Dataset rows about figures
════

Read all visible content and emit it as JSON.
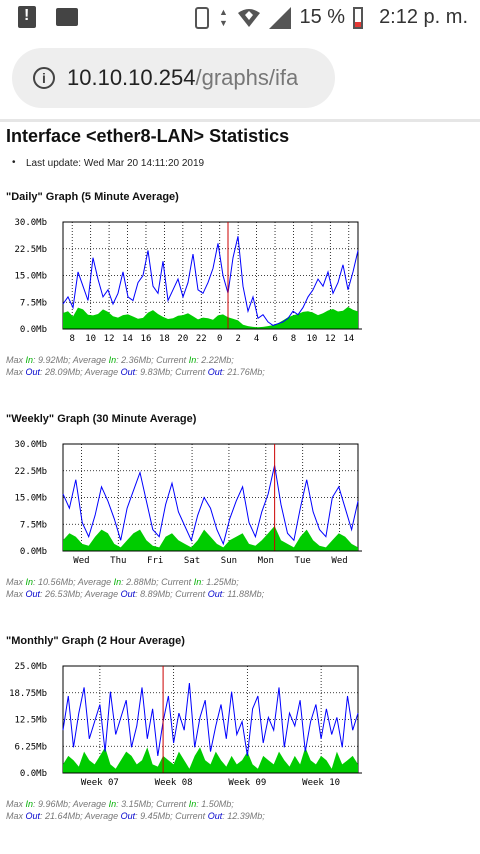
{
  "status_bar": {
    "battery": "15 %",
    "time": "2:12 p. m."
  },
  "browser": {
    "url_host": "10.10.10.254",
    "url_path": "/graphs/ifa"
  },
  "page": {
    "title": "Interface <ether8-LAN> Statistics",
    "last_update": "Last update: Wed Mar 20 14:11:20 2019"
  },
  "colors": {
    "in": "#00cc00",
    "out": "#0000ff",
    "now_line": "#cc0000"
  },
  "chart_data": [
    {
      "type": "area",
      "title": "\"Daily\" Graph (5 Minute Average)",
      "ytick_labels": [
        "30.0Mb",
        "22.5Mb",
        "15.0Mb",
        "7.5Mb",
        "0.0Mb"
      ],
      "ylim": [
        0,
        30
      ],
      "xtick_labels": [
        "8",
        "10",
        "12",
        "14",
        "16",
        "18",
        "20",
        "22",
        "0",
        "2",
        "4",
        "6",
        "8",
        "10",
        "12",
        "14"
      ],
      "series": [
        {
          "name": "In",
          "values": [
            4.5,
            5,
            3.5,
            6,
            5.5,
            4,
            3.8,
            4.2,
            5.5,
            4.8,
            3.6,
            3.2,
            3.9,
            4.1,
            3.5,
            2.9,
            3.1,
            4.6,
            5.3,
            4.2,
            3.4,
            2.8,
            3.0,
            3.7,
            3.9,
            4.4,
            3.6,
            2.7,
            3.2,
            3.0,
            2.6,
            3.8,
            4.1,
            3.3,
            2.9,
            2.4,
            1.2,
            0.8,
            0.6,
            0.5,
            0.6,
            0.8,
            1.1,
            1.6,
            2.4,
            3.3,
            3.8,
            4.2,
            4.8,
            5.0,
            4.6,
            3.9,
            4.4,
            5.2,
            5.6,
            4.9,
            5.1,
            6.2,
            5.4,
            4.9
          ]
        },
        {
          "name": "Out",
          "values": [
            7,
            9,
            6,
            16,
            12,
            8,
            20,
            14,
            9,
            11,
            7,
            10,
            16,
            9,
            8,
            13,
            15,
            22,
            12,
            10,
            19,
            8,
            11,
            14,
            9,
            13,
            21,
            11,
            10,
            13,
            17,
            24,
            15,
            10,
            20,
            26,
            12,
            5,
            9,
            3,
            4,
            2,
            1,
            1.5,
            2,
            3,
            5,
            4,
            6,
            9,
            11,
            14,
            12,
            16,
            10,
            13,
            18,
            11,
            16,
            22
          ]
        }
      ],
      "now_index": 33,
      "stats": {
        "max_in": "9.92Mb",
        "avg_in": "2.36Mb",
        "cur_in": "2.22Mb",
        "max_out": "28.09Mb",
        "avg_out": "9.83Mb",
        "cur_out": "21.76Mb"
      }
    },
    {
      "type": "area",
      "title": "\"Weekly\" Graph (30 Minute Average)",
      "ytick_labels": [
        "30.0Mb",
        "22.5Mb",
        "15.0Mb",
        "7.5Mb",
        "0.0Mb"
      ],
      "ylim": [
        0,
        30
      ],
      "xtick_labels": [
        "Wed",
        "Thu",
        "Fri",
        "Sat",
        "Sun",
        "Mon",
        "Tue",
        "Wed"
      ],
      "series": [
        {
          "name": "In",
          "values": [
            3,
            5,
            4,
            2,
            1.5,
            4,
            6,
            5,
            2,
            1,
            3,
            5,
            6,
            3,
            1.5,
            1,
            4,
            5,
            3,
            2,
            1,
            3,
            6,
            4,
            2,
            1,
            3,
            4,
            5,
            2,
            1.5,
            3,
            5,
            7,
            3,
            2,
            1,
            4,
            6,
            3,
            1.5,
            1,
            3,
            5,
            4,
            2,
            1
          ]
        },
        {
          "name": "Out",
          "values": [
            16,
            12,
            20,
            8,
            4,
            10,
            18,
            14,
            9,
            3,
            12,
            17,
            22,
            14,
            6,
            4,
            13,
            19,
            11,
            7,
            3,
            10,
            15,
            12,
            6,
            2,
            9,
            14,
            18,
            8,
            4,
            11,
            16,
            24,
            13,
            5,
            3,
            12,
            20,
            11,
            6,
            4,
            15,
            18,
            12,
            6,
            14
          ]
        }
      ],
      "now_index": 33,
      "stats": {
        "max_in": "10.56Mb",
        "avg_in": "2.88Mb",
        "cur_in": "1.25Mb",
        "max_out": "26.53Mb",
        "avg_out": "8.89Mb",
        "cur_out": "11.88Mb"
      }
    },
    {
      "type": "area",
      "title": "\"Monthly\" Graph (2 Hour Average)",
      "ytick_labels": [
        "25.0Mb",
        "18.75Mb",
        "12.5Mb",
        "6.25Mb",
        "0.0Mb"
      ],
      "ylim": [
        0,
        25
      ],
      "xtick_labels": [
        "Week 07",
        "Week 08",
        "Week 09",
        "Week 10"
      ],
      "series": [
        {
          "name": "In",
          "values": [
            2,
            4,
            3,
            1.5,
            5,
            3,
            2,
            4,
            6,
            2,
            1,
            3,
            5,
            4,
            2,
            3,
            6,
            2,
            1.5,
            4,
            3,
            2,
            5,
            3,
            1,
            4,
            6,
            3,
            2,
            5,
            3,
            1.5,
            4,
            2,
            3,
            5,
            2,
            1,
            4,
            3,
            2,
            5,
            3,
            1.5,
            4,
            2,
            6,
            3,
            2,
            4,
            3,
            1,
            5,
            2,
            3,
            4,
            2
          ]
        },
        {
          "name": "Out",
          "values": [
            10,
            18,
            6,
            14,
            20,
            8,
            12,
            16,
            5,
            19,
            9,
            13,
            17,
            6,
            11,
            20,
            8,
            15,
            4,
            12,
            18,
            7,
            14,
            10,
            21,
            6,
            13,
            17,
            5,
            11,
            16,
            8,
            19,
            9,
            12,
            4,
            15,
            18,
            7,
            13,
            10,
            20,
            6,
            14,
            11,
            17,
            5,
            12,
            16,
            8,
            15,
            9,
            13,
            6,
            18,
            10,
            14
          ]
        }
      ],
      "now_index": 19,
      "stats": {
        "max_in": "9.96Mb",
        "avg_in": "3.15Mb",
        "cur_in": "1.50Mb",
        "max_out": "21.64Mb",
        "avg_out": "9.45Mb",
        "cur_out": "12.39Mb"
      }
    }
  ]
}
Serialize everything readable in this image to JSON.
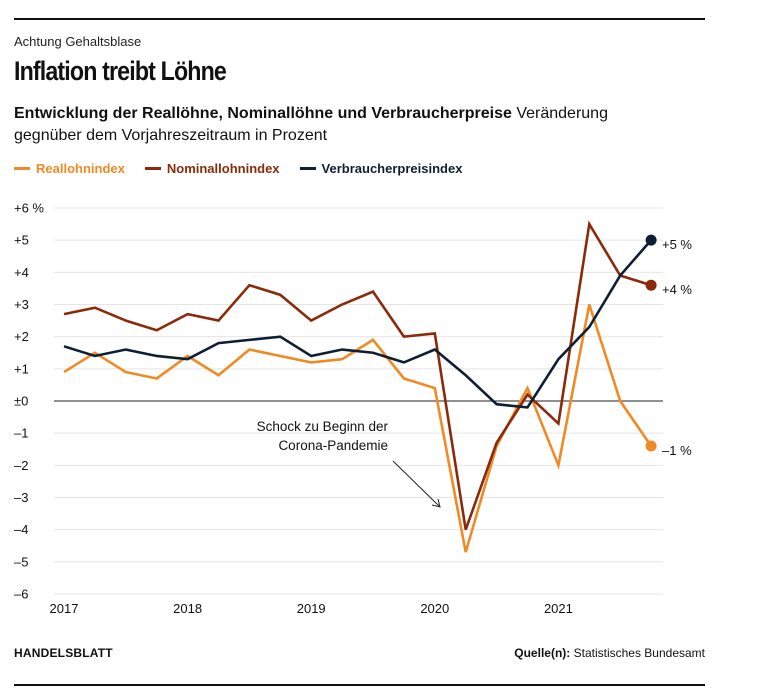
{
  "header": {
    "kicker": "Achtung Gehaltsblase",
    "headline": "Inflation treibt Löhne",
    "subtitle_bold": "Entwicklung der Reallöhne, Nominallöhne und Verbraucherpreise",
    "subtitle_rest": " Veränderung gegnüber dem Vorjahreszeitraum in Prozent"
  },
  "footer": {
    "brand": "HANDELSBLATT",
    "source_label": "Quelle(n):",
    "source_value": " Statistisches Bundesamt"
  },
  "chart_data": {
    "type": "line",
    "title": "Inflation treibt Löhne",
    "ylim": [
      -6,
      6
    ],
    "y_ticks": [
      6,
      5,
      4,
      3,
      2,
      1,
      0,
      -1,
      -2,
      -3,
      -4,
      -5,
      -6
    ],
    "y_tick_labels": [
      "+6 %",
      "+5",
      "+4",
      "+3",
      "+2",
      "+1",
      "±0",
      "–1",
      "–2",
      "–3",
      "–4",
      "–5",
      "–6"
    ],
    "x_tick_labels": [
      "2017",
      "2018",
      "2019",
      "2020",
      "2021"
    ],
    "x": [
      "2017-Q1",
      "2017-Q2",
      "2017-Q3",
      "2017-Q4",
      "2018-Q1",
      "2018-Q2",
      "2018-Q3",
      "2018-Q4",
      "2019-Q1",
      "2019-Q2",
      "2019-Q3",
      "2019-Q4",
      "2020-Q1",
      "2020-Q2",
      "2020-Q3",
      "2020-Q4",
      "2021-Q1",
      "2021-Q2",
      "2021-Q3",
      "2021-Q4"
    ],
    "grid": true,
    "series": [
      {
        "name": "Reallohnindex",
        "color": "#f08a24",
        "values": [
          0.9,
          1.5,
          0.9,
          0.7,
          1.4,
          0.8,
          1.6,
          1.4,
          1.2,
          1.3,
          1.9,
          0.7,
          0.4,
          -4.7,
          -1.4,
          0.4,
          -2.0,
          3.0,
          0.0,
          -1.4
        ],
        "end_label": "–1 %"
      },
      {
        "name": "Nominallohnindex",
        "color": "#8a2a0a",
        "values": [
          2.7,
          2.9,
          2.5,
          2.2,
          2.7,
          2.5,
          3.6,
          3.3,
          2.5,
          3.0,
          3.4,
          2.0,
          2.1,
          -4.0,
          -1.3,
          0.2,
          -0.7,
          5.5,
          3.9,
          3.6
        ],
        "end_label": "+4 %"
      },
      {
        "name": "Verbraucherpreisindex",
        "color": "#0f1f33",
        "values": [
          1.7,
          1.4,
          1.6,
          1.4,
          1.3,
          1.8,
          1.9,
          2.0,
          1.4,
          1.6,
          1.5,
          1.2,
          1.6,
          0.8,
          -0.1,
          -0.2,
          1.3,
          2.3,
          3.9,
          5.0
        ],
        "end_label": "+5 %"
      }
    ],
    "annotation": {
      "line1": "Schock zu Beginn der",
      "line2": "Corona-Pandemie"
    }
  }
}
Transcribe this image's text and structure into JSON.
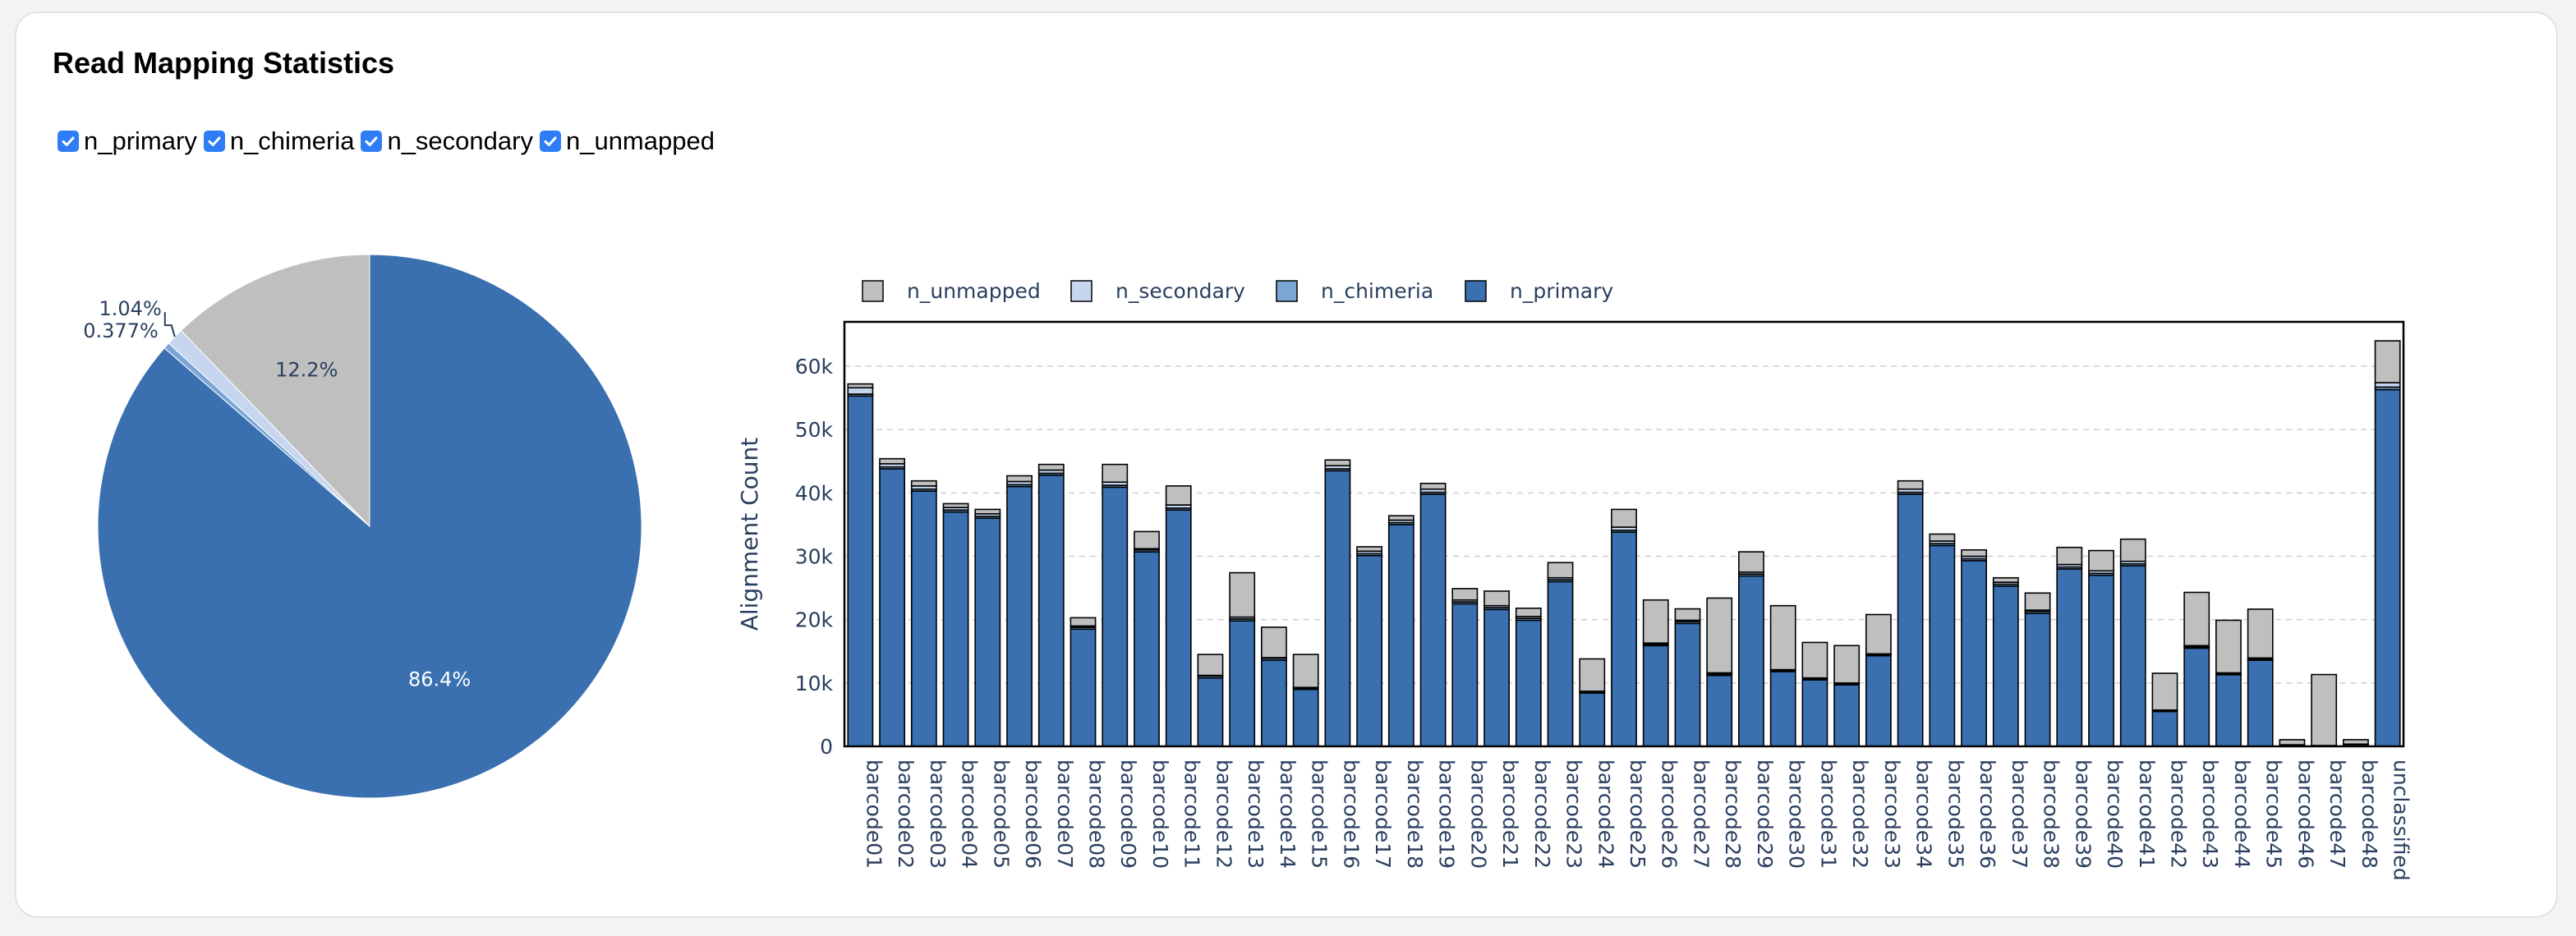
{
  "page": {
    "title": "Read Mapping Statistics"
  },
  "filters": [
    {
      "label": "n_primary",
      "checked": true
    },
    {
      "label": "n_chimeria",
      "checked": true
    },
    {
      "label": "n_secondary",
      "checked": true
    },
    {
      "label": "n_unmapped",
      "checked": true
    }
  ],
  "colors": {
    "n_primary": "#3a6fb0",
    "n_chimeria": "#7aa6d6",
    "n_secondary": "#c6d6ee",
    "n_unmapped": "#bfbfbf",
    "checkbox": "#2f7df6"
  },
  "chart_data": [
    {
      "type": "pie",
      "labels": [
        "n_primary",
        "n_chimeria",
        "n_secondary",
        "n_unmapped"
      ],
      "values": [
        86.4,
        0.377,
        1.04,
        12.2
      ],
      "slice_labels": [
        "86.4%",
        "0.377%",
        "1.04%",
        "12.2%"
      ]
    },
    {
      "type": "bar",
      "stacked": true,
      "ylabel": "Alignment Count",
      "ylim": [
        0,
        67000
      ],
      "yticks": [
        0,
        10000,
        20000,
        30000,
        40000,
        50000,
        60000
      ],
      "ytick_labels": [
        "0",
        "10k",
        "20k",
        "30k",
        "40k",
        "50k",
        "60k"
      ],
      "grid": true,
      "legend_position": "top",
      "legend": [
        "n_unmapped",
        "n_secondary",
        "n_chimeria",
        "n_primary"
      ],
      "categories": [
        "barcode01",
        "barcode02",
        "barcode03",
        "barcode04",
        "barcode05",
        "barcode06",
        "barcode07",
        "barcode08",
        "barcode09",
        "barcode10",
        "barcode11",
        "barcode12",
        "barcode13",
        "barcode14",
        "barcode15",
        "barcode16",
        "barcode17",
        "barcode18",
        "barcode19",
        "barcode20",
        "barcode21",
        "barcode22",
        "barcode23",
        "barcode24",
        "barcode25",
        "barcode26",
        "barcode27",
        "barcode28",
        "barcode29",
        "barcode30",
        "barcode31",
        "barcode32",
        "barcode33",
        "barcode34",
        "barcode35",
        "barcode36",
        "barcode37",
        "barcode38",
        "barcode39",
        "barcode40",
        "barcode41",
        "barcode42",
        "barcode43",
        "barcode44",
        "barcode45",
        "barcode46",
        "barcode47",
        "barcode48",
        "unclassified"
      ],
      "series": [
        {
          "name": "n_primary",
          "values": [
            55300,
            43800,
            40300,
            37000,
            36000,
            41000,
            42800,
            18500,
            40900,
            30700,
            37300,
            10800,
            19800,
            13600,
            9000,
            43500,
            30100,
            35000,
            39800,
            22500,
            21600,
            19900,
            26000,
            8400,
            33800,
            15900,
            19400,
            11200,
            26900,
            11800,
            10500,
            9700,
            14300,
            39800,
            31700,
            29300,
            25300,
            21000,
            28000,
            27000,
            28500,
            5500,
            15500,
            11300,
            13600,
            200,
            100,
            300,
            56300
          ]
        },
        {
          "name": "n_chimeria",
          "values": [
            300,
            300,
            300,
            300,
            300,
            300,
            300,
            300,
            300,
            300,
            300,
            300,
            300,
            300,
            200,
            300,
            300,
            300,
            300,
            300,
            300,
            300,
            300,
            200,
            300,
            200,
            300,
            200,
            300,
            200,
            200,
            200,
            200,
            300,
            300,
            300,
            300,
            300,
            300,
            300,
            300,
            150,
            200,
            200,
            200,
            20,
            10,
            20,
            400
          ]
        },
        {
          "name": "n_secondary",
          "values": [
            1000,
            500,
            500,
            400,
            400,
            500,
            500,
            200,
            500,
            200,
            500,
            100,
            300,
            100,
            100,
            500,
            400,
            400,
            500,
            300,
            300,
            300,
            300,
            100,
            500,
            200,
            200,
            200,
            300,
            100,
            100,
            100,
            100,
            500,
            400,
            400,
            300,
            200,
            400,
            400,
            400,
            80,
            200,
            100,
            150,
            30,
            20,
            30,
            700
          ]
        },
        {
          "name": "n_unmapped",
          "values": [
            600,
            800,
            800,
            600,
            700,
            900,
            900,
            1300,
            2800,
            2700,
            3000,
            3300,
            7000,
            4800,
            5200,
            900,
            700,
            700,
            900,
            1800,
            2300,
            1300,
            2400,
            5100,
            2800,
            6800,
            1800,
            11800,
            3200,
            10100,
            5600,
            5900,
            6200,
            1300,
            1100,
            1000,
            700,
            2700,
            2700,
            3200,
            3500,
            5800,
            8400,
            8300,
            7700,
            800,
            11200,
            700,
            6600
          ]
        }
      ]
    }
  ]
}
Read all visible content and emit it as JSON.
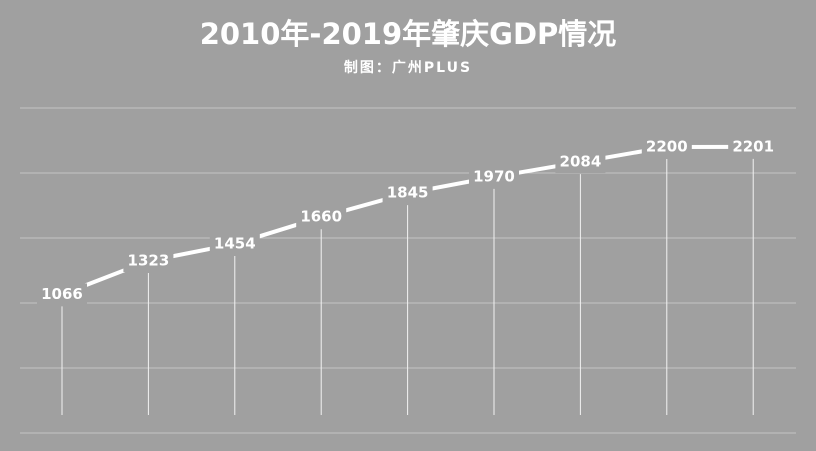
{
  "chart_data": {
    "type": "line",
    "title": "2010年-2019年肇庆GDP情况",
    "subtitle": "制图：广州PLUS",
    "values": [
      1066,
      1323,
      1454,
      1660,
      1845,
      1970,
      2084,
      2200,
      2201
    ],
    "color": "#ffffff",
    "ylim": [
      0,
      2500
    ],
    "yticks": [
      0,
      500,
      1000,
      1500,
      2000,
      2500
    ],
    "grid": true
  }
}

════

== Task requirements ==
Say, as a number only, how many lines of the data contain "treibt".

== Expected answer ==
2